Data entries
------------------------------
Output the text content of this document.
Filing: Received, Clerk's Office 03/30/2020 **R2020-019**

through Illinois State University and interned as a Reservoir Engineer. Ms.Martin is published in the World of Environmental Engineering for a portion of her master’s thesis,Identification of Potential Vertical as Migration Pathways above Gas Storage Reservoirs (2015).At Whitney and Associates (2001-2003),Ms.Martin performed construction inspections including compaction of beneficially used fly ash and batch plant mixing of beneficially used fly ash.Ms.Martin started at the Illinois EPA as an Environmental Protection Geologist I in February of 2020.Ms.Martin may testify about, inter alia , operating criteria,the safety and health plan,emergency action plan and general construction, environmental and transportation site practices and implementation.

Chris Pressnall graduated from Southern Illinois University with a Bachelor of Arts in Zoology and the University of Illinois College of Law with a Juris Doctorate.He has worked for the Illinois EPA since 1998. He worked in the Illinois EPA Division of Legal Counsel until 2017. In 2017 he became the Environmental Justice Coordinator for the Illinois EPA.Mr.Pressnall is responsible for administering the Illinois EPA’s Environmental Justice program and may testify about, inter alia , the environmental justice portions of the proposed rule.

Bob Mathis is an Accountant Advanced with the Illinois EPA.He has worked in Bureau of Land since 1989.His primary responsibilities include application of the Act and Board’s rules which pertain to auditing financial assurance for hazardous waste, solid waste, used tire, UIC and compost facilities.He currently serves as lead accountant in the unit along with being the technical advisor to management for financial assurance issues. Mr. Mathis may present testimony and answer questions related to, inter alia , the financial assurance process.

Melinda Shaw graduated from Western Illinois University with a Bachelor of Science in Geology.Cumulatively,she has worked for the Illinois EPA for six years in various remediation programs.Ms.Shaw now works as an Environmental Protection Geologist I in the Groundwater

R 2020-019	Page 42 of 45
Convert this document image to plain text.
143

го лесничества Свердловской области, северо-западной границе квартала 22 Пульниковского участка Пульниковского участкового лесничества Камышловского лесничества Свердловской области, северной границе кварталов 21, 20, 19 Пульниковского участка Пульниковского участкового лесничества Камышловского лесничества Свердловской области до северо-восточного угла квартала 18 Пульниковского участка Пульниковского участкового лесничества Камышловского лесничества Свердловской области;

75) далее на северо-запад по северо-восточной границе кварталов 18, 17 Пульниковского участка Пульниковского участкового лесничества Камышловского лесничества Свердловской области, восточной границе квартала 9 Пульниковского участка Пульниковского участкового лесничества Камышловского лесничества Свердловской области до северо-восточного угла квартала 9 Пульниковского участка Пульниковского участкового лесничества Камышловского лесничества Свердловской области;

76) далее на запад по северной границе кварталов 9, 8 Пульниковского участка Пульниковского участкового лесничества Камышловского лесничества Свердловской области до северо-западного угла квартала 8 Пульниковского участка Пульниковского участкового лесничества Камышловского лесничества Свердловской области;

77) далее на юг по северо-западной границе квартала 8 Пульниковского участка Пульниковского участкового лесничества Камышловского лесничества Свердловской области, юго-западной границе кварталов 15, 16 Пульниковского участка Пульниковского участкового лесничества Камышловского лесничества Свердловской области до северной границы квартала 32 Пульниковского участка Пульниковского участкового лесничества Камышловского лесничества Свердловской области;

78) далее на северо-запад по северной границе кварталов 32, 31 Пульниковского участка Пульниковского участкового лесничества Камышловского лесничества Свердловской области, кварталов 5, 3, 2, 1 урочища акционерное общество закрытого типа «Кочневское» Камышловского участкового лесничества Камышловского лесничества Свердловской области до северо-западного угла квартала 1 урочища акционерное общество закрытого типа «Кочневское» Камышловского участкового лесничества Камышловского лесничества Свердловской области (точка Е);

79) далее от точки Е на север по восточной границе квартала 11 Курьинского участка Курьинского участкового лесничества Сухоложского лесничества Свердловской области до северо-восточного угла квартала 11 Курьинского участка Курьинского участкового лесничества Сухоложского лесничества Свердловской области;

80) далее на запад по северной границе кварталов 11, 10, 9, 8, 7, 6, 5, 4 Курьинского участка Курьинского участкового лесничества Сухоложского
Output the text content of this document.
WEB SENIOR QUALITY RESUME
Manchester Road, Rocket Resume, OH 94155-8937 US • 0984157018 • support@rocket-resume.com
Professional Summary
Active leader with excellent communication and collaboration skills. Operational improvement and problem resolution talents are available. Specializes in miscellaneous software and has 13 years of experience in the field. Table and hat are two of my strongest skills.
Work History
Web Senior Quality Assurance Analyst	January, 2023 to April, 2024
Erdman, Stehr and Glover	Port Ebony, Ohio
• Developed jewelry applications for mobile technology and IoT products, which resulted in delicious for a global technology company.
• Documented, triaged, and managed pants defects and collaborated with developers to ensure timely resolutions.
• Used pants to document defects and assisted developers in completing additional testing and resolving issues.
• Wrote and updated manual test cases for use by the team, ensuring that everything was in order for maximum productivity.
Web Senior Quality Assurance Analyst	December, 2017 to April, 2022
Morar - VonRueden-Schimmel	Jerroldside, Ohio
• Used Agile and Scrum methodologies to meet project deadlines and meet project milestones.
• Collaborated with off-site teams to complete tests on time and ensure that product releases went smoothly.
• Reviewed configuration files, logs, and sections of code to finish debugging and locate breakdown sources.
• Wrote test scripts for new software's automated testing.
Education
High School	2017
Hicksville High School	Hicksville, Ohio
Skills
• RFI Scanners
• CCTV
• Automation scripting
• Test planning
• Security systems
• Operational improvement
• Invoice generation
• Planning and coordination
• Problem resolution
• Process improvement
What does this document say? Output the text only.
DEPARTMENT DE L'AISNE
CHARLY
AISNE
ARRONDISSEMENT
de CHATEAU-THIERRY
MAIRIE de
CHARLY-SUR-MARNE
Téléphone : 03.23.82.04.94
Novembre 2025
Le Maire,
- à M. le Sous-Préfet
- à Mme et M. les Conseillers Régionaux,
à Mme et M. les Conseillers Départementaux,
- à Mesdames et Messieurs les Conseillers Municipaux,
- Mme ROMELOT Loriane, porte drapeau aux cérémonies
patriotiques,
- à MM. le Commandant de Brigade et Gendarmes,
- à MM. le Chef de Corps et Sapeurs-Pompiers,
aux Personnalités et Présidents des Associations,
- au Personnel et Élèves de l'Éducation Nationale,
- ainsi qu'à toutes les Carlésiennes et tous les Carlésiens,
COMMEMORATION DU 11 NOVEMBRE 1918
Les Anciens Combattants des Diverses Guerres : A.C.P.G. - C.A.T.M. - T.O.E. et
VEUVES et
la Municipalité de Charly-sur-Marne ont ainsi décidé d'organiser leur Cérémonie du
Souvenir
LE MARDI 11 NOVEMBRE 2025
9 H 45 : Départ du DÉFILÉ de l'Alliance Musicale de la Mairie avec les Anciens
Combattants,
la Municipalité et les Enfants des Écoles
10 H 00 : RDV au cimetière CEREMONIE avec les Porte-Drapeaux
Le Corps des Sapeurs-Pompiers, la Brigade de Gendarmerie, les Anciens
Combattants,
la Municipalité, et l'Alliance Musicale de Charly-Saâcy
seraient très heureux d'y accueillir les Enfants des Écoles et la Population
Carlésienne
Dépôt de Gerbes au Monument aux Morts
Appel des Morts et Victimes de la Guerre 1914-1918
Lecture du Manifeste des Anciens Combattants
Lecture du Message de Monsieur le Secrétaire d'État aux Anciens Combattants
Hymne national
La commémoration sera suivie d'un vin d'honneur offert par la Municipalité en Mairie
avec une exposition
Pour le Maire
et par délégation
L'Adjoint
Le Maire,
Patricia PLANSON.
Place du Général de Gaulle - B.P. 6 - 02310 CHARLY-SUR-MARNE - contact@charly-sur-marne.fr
------------------------------
TASK DIRECTIONS
Write the listing out again, exactly as it reads.

COMPLETE ANSWER
Output the text content of this document.
Filing: Received, Clerk's Office 03/30/2020 **R2020-019**

through Illinois State University and interned as a Reservoir Engineer. Ms.Martin is published in the World of Environmental Engineering for a portion of her master’s thesis,Identification of Potential Vertical as Migration Pathways above Gas Storage Reservoirs (2015).At Whitney and Associates (2001-2003),Ms.Martin performed construction inspections including compaction of beneficially used fly ash and batch plant mixing of beneficially used fly ash.Ms.Martin started at the Illinois EPA as an Environmental Protection Geologist I in February of 2020.Ms.Martin may testify about, inter alia , operating criteria,the safety and health plan,emergency action plan and general construction, environmental and transportation site practices and implementation.

Chris Pressnall graduated from Southern Illinois University with a Bachelor of Arts in Zoology and the University of Illinois College of Law with a Juris Doctorate.He has worked for the Illinois EPA since 1998. He worked in the Illinois EPA Division of Legal Counsel until 2017. In 2017 he became the Environmental Justice Coordinator for the Illinois EPA.Mr.Pressnall is responsible for administering the Illinois EPA’s Environmental Justice program and may testify about, inter alia , the environmental justice portions of the proposed rule.

Bob Mathis is an Accountant Advanced with the Illinois EPA.He has worked in Bureau of Land since 1989.His primary responsibilities include application of the Act and Board’s rules which pertain to auditing financial assurance for hazardous waste, solid waste, used tire, UIC and compost facilities.He currently serves as lead accountant in the unit along with being the technical advisor to management for financial assurance issues. Mr. Mathis may present testimony and answer questions related to, inter alia , the financial assurance process.

Melinda Shaw graduated from Western Illinois University with a Bachelor of Science in Geology.Cumulatively,she has worked for the Illinois EPA for six years in various remediation programs.Ms.Shaw now works as an Environmental Protection Geologist I in the Groundwater

R 2020-019	Page 42 of 45
Convert this document image to plain text.
143

го лесничества Свердловской области, северо-западной границе квартала 22 Пульниковского участка Пульниковского участкового лесничества Камышловского лесничества Свердловской области, северной границе кварталов 21, 20, 19 Пульниковского участка Пульниковского участкового лесничества Камышловского лесничества Свердловской области до северо-восточного угла квартала 18 Пульниковского участка Пульниковского участкового лесничества Камышловского лесничества Свердловской области;

75) далее на северо-запад по северо-восточной границе кварталов 18, 17 Пульниковского участка Пульниковского участкового лесничества Камышловского лесничества Свердловской области, восточной границе квартала 9 Пульниковского участка Пульниковского участкового лесничества Камышловского лесничества Свердловской области до северо-восточного угла квартала 9 Пульниковского участка Пульниковского участкового лесничества Камышловского лесничества Свердловской области;

76) далее на запад по северной границе кварталов 9, 8 Пульниковского участка Пульниковского участкового лесничества Камышловского лесничества Свердловской области до северо-западного угла квартала 8 Пульниковского участка Пульниковского участкового лесничества Камышловского лесничества Свердловской области;

77) далее на юг по северо-западной границе квартала 8 Пульниковского участка Пульниковского участкового лесничества Камышловского лесничества Свердловской области, юго-западной границе кварталов 15, 16 Пульниковского участка Пульниковского участкового лесничества Камышловского лесничества Свердловской области до северной границы квартала 32 Пульниковского участка Пульниковского участкового лесничества Камышловского лесничества Свердловской области;

78) далее на северо-запад по северной границе кварталов 32, 31 Пульниковского участка Пульниковского участкового лесничества Камышловского лесничества Свердловской области, кварталов 5, 3, 2, 1 урочища акционерное общество закрытого типа «Кочневское» Камышловского участкового лесничества Камышловского лесничества Свердловской области до северо-западного угла квартала 1 урочища акционерное общество закрытого типа «Кочневское» Камышловского участкового лесничества Камышловского лесничества Свердловской области (точка Е);

79) далее от точки Е на север по восточной границе квартала 11 Курьинского участка Курьинского участкового лесничества Сухоложского лесничества Свердловской области до северо-восточного угла квартала 11 Курьинского участка Курьинского участкового лесничества Сухоложского лесничества Свердловской области;

80) далее на запад по северной границе кварталов 11, 10, 9, 8, 7, 6, 5, 4 Курьинского участка Курьинского участкового лесничества Сухоложского
Output the text content of this document.
WEB SENIOR QUALITY RESUME
Manchester Road, Rocket Resume, OH 94155-8937 US • 0984157018 • support@rocket-resume.com
Professional Summary
Active leader with excellent communication and collaboration skills. Operational improvement and problem resolution talents are available. Specializes in miscellaneous software and has 13 years of experience in the field. Table and hat are two of my strongest skills.
Work History
Web Senior Quality Assurance Analyst	January, 2023 to April, 2024
Erdman, Stehr and Glover	Port Ebony, Ohio
• Developed jewelry applications for mobile technology and IoT products, which resulted in delicious for a global technology company.
• Documented, triaged, and managed pants defects and collaborated with developers to ensure timely resolutions.
• Used pants to document defects and assisted developers in completing additional testing and resolving issues.
• Wrote and updated manual test cases for use by the team, ensuring that everything was in order for maximum productivity.
Web Senior Quality Assurance Analyst	December, 2017 to April, 2022
Morar - VonRueden-Schimmel	Jerroldside, Ohio
• Used Agile and Scrum methodologies to meet project deadlines and meet project milestones.
• Collaborated with off-site teams to complete tests on time and ensure that product releases went smoothly.
• Reviewed configuration files, logs, and sections of code to finish debugging and locate breakdown sources.
• Wrote test scripts for new software's automated testing.
Education
High School	2017
Hicksville High School	Hicksville, Ohio
Skills
• RFI Scanners
• CCTV
• Automation scripting
• Test planning
• Security systems
• Operational improvement
• Invoice generation
• Planning and coordination
• Problem resolution
• Process improvement
What does this document say? Output the text only.
DEPARTMENT DE L'AISNE
CHARLY
AISNE
ARRONDISSEMENT
de CHATEAU-THIERRY
MAIRIE de
CHARLY-SUR-MARNE
Téléphone : 03.23.82.04.94
Novembre 2025
Le Maire,
- à M. le Sous-Préfet
- à Mme et M. les Conseillers Régionaux,
à Mme et M. les Conseillers Départementaux,
- à Mesdames et Messieurs les Conseillers Municipaux,
- Mme ROMELOT Loriane, porte drapeau aux cérémonies
patriotiques,
- à MM. le Commandant de Brigade et Gendarmes,
- à MM. le Chef de Corps et Sapeurs-Pompiers,
aux Personnalités et Présidents des Associations,
- au Personnel et Élèves de l'Éducation Nationale,
- ainsi qu'à toutes les Carlésiennes et tous les Carlésiens,
COMMEMORATION DU 11 NOVEMBRE 1918
Les Anciens Combattants des Diverses Guerres : A.C.P.G. - C.A.T.M. - T.O.E. et
VEUVES et
la Municipalité de Charly-sur-Marne ont ainsi décidé d'organiser leur Cérémonie du
Souvenir
LE MARDI 11 NOVEMBRE 2025
9 H 45 : Départ du DÉFILÉ de l'Alliance Musicale de la Mairie avec les Anciens
Combattants,
la Municipalité et les Enfants des Écoles
10 H 00 : RDV au cimetière CEREMONIE avec les Porte-Drapeaux
Le Corps des Sapeurs-Pompiers, la Brigade de Gendarmerie, les Anciens
Combattants,
la Municipalité, et l'Alliance Musicale de Charly-Saâcy
seraient très heureux d'y accueillir les Enfants des Écoles et la Population
Carlésienne
Dépôt de Gerbes au Monument aux Morts
Appel des Morts et Victimes de la Guerre 1914-1918
Lecture du Manifeste des Anciens Combattants
Lecture du Message de Monsieur le Secrétaire d'État aux Anciens Combattants
Hymne national
La commémoration sera suivie d'un vin d'honneur offert par la Municipalité en Mairie
avec une exposition
Pour le Maire
et par délégation
L'Adjoint
Le Maire,
Patricia PLANSON.
Place du Général de Gaulle - B.P. 6 - 02310 CHARLY-SUR-MARNE - contact@charly-sur-marne.fr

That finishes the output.